• [Given instruction]
Copy each line exactly. Leave nothing out.

────────────────────────────────────────

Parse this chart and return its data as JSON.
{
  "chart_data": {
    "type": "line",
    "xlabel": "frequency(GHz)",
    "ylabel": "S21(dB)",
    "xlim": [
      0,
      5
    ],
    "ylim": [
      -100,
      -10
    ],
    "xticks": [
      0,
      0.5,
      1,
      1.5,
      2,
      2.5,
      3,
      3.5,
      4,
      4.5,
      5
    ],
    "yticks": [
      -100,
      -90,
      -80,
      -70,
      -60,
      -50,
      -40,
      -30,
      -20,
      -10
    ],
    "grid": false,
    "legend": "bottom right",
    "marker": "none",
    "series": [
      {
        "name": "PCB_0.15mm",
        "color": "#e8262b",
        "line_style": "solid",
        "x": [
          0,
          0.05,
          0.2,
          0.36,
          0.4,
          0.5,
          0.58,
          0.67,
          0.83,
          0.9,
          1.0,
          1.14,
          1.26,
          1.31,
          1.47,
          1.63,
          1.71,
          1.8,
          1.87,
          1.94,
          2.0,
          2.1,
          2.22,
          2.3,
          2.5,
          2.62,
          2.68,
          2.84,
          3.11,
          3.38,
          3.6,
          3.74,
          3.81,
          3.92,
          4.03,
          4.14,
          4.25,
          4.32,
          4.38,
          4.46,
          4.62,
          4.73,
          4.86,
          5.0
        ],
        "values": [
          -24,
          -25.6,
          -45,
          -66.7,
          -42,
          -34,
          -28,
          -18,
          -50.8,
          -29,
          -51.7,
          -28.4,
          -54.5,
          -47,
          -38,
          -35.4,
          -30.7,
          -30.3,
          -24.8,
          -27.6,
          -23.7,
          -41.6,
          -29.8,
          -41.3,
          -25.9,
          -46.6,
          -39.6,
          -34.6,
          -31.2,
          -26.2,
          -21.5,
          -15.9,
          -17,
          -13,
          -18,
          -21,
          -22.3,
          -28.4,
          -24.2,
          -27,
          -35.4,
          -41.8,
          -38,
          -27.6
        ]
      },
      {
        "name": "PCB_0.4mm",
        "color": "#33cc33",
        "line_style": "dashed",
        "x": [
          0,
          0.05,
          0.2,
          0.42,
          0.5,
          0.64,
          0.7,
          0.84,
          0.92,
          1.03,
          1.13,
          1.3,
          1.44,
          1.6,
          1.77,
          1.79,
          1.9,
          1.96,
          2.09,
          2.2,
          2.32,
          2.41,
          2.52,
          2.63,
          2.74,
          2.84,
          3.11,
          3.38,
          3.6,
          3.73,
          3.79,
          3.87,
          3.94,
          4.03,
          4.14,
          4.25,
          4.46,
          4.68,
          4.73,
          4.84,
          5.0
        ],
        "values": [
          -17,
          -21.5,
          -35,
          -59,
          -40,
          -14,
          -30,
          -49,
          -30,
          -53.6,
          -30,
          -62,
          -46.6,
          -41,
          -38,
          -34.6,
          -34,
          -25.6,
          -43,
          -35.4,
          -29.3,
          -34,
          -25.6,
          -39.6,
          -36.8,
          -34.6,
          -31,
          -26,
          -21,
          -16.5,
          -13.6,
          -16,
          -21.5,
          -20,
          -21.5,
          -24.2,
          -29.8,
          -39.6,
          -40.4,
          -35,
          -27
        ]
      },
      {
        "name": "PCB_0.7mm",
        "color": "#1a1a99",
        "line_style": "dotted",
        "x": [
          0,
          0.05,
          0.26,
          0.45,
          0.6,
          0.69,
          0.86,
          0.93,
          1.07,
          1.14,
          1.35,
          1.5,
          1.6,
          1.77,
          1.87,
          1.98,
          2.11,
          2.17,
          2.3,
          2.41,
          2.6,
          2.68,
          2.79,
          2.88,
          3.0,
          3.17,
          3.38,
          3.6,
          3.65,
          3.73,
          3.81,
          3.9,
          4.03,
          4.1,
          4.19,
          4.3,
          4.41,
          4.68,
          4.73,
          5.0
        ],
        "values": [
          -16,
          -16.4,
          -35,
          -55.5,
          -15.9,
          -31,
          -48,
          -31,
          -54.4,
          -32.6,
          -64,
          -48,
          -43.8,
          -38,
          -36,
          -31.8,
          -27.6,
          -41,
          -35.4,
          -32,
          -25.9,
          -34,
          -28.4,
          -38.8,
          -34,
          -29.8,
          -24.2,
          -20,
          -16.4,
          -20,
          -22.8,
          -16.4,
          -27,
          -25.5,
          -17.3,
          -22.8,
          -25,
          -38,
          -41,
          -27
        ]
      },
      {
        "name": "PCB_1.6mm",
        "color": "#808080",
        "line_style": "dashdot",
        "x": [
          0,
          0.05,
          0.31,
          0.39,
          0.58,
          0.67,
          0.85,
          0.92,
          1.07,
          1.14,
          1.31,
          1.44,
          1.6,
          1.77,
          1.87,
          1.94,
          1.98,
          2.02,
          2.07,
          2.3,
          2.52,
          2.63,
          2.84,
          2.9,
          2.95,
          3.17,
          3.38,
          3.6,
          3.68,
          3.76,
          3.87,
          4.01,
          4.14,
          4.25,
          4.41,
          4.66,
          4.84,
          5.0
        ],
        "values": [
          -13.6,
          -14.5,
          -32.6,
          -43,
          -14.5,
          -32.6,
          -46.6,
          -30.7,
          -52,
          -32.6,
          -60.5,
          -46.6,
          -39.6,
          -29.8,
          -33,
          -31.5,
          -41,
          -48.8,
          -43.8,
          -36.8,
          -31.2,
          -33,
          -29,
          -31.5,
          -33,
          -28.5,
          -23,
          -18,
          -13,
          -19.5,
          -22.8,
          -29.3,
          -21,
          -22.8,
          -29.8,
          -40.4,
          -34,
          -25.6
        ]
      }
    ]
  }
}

────────────────────────────────────────

• [Task output]
Parse this chart and return its data as JSON.
{
  "chart_data": {
    "type": "line",
    "xlabel": "frequency(GHz)",
    "ylabel": "S21(dB)",
    "xlim": [
      0,
      5
    ],
    "ylim": [
      -100,
      -10
    ],
    "xticks": [
      0,
      0.5,
      1,
      1.5,
      2,
      2.5,
      3,
      3.5,
      4,
      4.5,
      5
    ],
    "yticks": [
      -100,
      -90,
      -80,
      -70,
      -60,
      -50,
      -40,
      -30,
      -20,
      -10
    ],
    "grid": false,
    "legend": "bottom right",
    "marker": "none",
    "series": [
      {
        "name": "PCB_0.15mm",
        "color": "#e8262b",
        "line_style": "solid",
        "x": [
          0,
          0.05,
          0.2,
          0.36,
          0.4,
          0.5,
          0.58,
          0.67,
          0.83,
          0.9,
          1.0,
          1.14,
          1.26,
          1.31,
          1.47,
          1.63,
          1.71,
          1.8,
          1.87,
          1.94,
          2.0,
          2.1,
          2.22,
          2.3,
          2.5,
          2.62,
          2.68,
          2.84,
          3.11,
          3.38,
          3.6,
          3.74,
          3.81,
          3.92,
          4.03,
          4.14,
          4.25,
          4.32,
          4.38,
          4.46,
          4.62,
          4.73,
          4.86,
          5.0
        ],
        "values": [
          -24,
          -25.6,
          -45,
          -66.7,
          -42,
          -34,
          -28,
          -18,
          -50.8,
          -29,
          -51.7,
          -28.4,
          -54.5,
          -47,
          -38,
          -35.4,
          -30.7,
          -30.3,
          -24.8,
          -27.6,
          -23.7,
          -41.6,
          -29.8,
          -41.3,
          -25.9,
          -46.6,
          -39.6,
          -34.6,
          -31.2,
          -26.2,
          -21.5,
          -15.9,
          -17,
          -13,
          -18,
          -21,
          -22.3,
          -28.4,
          -24.2,
          -27,
          -35.4,
          -41.8,
          -38,
          -27.6
        ]
      },
      {
        "name": "PCB_0.4mm",
        "color": "#33cc33",
        "line_style": "dashed",
        "x": [
          0,
          0.05,
          0.2,
          0.42,
          0.5,
          0.64,
          0.7,
          0.84,
          0.92,
          1.03,
          1.13,
          1.3,
          1.44,
          1.6,
          1.77,
          1.79,
          1.9,
          1.96,
          2.09,
          2.2,
          2.32,
          2.41,
          2.52,
          2.63,
          2.74,
          2.84,
          3.11,
          3.38,
          3.6,
          3.73,
          3.79,
          3.87,
          3.94,
          4.03,
          4.14,
          4.25,
          4.46,
          4.68,
          4.73,
          4.84,
          5.0
        ],
        "values": [
          -17,
          -21.5,
          -35,
          -59,
          -40,
          -14,
          -30,
          -49,
          -30,
          -53.6,
          -30,
          -62,
          -46.6,
          -41,
          -38,
          -34.6,
          -34,
          -25.6,
          -43,
          -35.4,
          -29.3,
          -34,
          -25.6,
          -39.6,
          -36.8,
          -34.6,
          -31,
          -26,
          -21,
          -16.5,
          -13.6,
          -16,
          -21.5,
          -20,
          -21.5,
          -24.2,
          -29.8,
          -39.6,
          -40.4,
          -35,
          -27
        ]
      },
      {
        "name": "PCB_0.7mm",
        "color": "#1a1a99",
        "line_style": "dotted",
        "x": [
          0,
          0.05,
          0.26,
          0.45,
          0.6,
          0.69,
          0.86,
          0.93,
          1.07,
          1.14,
          1.35,
          1.5,
          1.6,
          1.77,
          1.87,
          1.98,
          2.11,
          2.17,
          2.3,
          2.41,
          2.6,
          2.68,
          2.79,
          2.88,
          3.0,
          3.17,
          3.38,
          3.6,
          3.65,
          3.73,
          3.81,
          3.9,
          4.03,
          4.1,
          4.19,
          4.3,
          4.41,
          4.68,
          4.73,
          5.0
        ],
        "values": [
          -16,
          -16.4,
          -35,
          -55.5,
          -15.9,
          -31,
          -48,
          -31,
          -54.4,
          -32.6,
          -64,
          -48,
          -43.8,
          -38,
          -36,
          -31.8,
          -27.6,
          -41,
          -35.4,
          -32,
          -25.9,
          -34,
          -28.4,
          -38.8,
          -34,
          -29.8,
          -24.2,
          -20,
          -16.4,
          -20,
          -22.8,
          -16.4,
          -27,
          -25.5,
          -17.3,
          -22.8,
          -25,
          -38,
          -41,
          -27
        ]
      },
      {
        "name": "PCB_1.6mm",
        "color": "#808080",
        "line_style": "dashdot",
        "x": [
          0,
          0.05,
          0.31,
          0.39,
          0.58,
          0.67,
          0.85,
          0.92,
          1.07,
          1.14,
          1.31,
          1.44,
          1.6,
          1.77,
          1.87,
          1.94,
          1.98,
          2.02,
          2.07,
          2.3,
          2.52,
          2.63,
          2.84,
          2.9,
          2.95,
          3.17,
          3.38,
          3.6,
          3.68,
          3.76,
          3.87,
          4.01,
          4.14,
          4.25,
          4.41,
          4.66,
          4.84,
          5.0
        ],
        "values": [
          -13.6,
          -14.5,
          -32.6,
          -43,
          -14.5,
          -32.6,
          -46.6,
          -30.7,
          -52,
          -32.6,
          -60.5,
          -46.6,
          -39.6,
          -29.8,
          -33,
          -31.5,
          -41,
          -48.8,
          -43.8,
          -36.8,
          -31.2,
          -33,
          -29,
          -31.5,
          -33,
          -28.5,
          -23,
          -18,
          -13,
          -19.5,
          -22.8,
          -29.3,
          -21,
          -22.8,
          -29.8,
          -40.4,
          -34,
          -25.6
        ]
      }
    ]
  }
}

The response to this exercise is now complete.